----- Provided entries

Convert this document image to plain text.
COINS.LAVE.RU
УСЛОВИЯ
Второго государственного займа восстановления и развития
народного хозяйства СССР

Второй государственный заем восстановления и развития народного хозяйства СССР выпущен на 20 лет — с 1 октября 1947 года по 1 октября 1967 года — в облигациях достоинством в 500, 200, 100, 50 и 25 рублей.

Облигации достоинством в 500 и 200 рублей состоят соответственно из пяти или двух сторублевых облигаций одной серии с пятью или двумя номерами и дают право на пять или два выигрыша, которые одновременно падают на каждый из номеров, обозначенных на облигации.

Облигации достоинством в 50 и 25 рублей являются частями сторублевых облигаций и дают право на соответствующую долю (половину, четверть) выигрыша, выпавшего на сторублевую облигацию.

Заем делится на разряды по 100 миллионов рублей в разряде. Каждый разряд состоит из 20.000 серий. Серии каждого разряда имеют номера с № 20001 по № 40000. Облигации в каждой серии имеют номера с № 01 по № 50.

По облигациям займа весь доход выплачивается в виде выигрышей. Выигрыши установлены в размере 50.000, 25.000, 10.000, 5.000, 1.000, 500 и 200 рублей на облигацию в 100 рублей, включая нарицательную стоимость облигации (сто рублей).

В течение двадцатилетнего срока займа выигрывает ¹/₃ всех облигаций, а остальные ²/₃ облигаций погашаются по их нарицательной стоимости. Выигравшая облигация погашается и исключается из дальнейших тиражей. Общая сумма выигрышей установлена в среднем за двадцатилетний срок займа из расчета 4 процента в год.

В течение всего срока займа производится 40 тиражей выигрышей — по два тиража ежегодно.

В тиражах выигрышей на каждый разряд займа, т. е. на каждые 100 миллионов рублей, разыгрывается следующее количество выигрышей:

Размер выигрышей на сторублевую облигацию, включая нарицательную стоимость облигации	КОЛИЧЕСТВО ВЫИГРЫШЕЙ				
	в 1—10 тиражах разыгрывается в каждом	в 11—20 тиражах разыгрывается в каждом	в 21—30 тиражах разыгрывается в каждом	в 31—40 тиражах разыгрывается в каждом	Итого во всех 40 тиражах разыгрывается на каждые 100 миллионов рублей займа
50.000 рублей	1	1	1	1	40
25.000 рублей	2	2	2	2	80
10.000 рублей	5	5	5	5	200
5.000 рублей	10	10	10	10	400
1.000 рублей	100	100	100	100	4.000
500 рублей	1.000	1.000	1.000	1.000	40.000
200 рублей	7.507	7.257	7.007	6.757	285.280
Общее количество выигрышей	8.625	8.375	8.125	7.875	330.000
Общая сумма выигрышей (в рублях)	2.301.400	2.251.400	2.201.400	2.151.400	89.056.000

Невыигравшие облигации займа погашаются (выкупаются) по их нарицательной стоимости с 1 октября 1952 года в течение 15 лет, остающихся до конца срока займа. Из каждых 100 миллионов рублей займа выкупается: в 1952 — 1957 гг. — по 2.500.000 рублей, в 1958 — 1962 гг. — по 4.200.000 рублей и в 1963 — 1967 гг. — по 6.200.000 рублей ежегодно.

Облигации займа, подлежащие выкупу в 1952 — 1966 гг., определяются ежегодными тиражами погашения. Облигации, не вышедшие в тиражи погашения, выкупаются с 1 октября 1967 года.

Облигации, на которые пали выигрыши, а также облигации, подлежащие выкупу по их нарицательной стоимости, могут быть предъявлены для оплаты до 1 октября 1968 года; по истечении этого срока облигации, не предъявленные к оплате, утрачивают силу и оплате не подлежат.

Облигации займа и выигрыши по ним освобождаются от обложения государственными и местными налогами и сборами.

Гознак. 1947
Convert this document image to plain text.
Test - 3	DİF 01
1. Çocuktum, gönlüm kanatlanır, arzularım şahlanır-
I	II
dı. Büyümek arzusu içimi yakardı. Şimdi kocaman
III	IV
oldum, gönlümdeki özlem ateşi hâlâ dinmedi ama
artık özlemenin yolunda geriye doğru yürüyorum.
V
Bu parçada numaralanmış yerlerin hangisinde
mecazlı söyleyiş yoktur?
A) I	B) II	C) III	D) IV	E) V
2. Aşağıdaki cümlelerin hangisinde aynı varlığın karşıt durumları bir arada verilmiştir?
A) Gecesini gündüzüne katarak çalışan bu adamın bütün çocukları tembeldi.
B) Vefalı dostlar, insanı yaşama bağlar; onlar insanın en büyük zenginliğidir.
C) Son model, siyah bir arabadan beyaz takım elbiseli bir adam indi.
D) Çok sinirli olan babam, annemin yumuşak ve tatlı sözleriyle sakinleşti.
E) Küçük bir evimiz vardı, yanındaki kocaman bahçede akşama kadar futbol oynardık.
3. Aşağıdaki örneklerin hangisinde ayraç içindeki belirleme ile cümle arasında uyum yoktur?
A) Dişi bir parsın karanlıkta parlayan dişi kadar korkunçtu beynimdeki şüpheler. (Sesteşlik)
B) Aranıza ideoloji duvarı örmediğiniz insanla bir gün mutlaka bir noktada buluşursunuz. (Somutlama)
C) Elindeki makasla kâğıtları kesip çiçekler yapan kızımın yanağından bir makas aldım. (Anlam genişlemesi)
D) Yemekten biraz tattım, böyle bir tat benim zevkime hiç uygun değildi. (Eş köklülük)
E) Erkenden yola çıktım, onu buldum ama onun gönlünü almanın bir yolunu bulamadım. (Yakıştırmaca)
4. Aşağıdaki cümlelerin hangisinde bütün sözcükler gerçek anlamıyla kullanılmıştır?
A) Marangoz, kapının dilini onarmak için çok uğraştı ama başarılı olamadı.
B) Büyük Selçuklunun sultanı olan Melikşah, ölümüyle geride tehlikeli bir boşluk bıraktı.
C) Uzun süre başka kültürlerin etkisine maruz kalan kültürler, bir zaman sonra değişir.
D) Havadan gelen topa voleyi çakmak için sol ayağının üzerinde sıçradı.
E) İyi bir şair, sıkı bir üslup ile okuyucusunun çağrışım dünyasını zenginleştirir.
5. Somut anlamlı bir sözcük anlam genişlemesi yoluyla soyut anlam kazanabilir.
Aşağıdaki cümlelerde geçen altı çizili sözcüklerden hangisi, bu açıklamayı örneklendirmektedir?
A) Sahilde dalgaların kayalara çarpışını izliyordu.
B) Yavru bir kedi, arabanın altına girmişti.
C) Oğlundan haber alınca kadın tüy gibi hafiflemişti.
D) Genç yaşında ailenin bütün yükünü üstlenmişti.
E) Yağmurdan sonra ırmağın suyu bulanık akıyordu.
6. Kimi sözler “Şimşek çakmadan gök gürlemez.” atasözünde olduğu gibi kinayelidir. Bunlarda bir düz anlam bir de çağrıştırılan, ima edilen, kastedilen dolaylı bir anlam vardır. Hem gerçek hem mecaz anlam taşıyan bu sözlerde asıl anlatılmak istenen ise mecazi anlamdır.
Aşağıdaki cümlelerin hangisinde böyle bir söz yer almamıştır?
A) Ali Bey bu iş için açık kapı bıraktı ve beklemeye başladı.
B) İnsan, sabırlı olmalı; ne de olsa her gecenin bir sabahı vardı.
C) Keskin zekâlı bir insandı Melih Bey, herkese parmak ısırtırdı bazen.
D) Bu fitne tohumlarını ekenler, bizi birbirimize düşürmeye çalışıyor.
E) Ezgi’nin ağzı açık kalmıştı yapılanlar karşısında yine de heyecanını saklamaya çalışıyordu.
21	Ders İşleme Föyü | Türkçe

----------

= Written request =
Please repeat the listing exactly, with nothing left out.

= Final result =
Convert this document image to plain text.
COINS.LAVE.RU
УСЛОВИЯ
Второго государственного займа восстановления и развития
народного хозяйства СССР

Второй государственный заем восстановления и развития народного хозяйства СССР выпущен на 20 лет — с 1 октября 1947 года по 1 октября 1967 года — в облигациях достоинством в 500, 200, 100, 50 и 25 рублей.

Облигации достоинством в 500 и 200 рублей состоят соответственно из пяти или двух сторублевых облигаций одной серии с пятью или двумя номерами и дают право на пять или два выигрыша, которые одновременно падают на каждый из номеров, обозначенных на облигации.

Облигации достоинством в 50 и 25 рублей являются частями сторублевых облигаций и дают право на соответствующую долю (половину, четверть) выигрыша, выпавшего на сторублевую облигацию.

Заем делится на разряды по 100 миллионов рублей в разряде. Каждый разряд состоит из 20.000 серий. Серии каждого разряда имеют номера с № 20001 по № 40000. Облигации в каждой серии имеют номера с № 01 по № 50.

По облигациям займа весь доход выплачивается в виде выигрышей. Выигрыши установлены в размере 50.000, 25.000, 10.000, 5.000, 1.000, 500 и 200 рублей на облигацию в 100 рублей, включая нарицательную стоимость облигации (сто рублей).

В течение двадцатилетнего срока займа выигрывает ¹/₃ всех облигаций, а остальные ²/₃ облигаций погашаются по их нарицательной стоимости. Выигравшая облигация погашается и исключается из дальнейших тиражей. Общая сумма выигрышей установлена в среднем за двадцатилетний срок займа из расчета 4 процента в год.

В течение всего срока займа производится 40 тиражей выигрышей — по два тиража ежегодно.

В тиражах выигрышей на каждый разряд займа, т. е. на каждые 100 миллионов рублей, разыгрывается следующее количество выигрышей:

Размер выигрышей на сторублевую облигацию, включая нарицательную стоимость облигации	КОЛИЧЕСТВО ВЫИГРЫШЕЙ				
	в 1—10 тиражах разыгрывается в каждом	в 11—20 тиражах разыгрывается в каждом	в 21—30 тиражах разыгрывается в каждом	в 31—40 тиражах разыгрывается в каждом	Итого во всех 40 тиражах разыгрывается на каждые 100 миллионов рублей займа
50.000 рублей	1	1	1	1	40
25.000 рублей	2	2	2	2	80
10.000 рублей	5	5	5	5	200
5.000 рублей	10	10	10	10	400
1.000 рублей	100	100	100	100	4.000
500 рублей	1.000	1.000	1.000	1.000	40.000
200 рублей	7.507	7.257	7.007	6.757	285.280
Общее количество выигрышей	8.625	8.375	8.125	7.875	330.000
Общая сумма выигрышей (в рублях)	2.301.400	2.251.400	2.201.400	2.151.400	89.056.000

Невыигравшие облигации займа погашаются (выкупаются) по их нарицательной стоимости с 1 октября 1952 года в течение 15 лет, остающихся до конца срока займа. Из каждых 100 миллионов рублей займа выкупается: в 1952 — 1957 гг. — по 2.500.000 рублей, в 1958 — 1962 гг. — по 4.200.000 рублей и в 1963 — 1967 гг. — по 6.200.000 рублей ежегодно.

Облигации займа, подлежащие выкупу в 1952 — 1966 гг., определяются ежегодными тиражами погашения. Облигации, не вышедшие в тиражи погашения, выкупаются с 1 октября 1967 года.

Облигации, на которые пали выигрыши, а также облигации, подлежащие выкупу по их нарицательной стоимости, могут быть предъявлены для оплаты до 1 октября 1968 года; по истечении этого срока облигации, не предъявленные к оплате, утрачивают силу и оплате не подлежат.

Облигации займа и выигрыши по ним освобождаются от обложения государственными и местными налогами и сборами.

Гознак. 1947
Convert this document image to plain text.
Test - 3	DİF 01
1. Çocuktum, gönlüm kanatlanır, arzularım şahlanır-
I	II
dı. Büyümek arzusu içimi yakardı. Şimdi kocaman
III	IV
oldum, gönlümdeki özlem ateşi hâlâ dinmedi ama
artık özlemenin yolunda geriye doğru yürüyorum.
V
Bu parçada numaralanmış yerlerin hangisinde
mecazlı söyleyiş yoktur?
A) I	B) II	C) III	D) IV	E) V
2. Aşağıdaki cümlelerin hangisinde aynı varlığın karşıt durumları bir arada verilmiştir?
A) Gecesini gündüzüne katarak çalışan bu adamın bütün çocukları tembeldi.
B) Vefalı dostlar, insanı yaşama bağlar; onlar insanın en büyük zenginliğidir.
C) Son model, siyah bir arabadan beyaz takım elbiseli bir adam indi.
D) Çok sinirli olan babam, annemin yumuşak ve tatlı sözleriyle sakinleşti.
E) Küçük bir evimiz vardı, yanındaki kocaman bahçede akşama kadar futbol oynardık.
3. Aşağıdaki örneklerin hangisinde ayraç içindeki belirleme ile cümle arasında uyum yoktur?
A) Dişi bir parsın karanlıkta parlayan dişi kadar korkunçtu beynimdeki şüpheler. (Sesteşlik)
B) Aranıza ideoloji duvarı örmediğiniz insanla bir gün mutlaka bir noktada buluşursunuz. (Somutlama)
C) Elindeki makasla kâğıtları kesip çiçekler yapan kızımın yanağından bir makas aldım. (Anlam genişlemesi)
D) Yemekten biraz tattım, böyle bir tat benim zevkime hiç uygun değildi. (Eş köklülük)
E) Erkenden yola çıktım, onu buldum ama onun gönlünü almanın bir yolunu bulamadım. (Yakıştırmaca)
4. Aşağıdaki cümlelerin hangisinde bütün sözcükler gerçek anlamıyla kullanılmıştır?
A) Marangoz, kapının dilini onarmak için çok uğraştı ama başarılı olamadı.
B) Büyük Selçuklunun sultanı olan Melikşah, ölümüyle geride tehlikeli bir boşluk bıraktı.
C) Uzun süre başka kültürlerin etkisine maruz kalan kültürler, bir zaman sonra değişir.
D) Havadan gelen topa voleyi çakmak için sol ayağının üzerinde sıçradı.
E) İyi bir şair, sıkı bir üslup ile okuyucusunun çağrışım dünyasını zenginleştirir.
5. Somut anlamlı bir sözcük anlam genişlemesi yoluyla soyut anlam kazanabilir.
Aşağıdaki cümlelerde geçen altı çizili sözcüklerden hangisi, bu açıklamayı örneklendirmektedir?
A) Sahilde dalgaların kayalara çarpışını izliyordu.
B) Yavru bir kedi, arabanın altına girmişti.
C) Oğlundan haber alınca kadın tüy gibi hafiflemişti.
D) Genç yaşında ailenin bütün yükünü üstlenmişti.
E) Yağmurdan sonra ırmağın suyu bulanık akıyordu.
6. Kimi sözler “Şimşek çakmadan gök gürlemez.” atasözünde olduğu gibi kinayelidir. Bunlarda bir düz anlam bir de çağrıştırılan, ima edilen, kastedilen dolaylı bir anlam vardır. Hem gerçek hem mecaz anlam taşıyan bu sözlerde asıl anlatılmak istenen ise mecazi anlamdır.
Aşağıdaki cümlelerin hangisinde böyle bir söz yer almamıştır?
A) Ali Bey bu iş için açık kapı bıraktı ve beklemeye başladı.
B) İnsan, sabırlı olmalı; ne de olsa her gecenin bir sabahı vardı.
C) Keskin zekâlı bir insandı Melih Bey, herkese parmak ısırtırdı bazen.
D) Bu fitne tohumlarını ekenler, bizi birbirimize düşürmeye çalışıyor.
E) Ezgi’nin ağzı açık kalmıştı yapılanlar karşısında yine de heyecanını saklamaya çalışıyordu.
21	Ders İşleme Föyü | Türkçe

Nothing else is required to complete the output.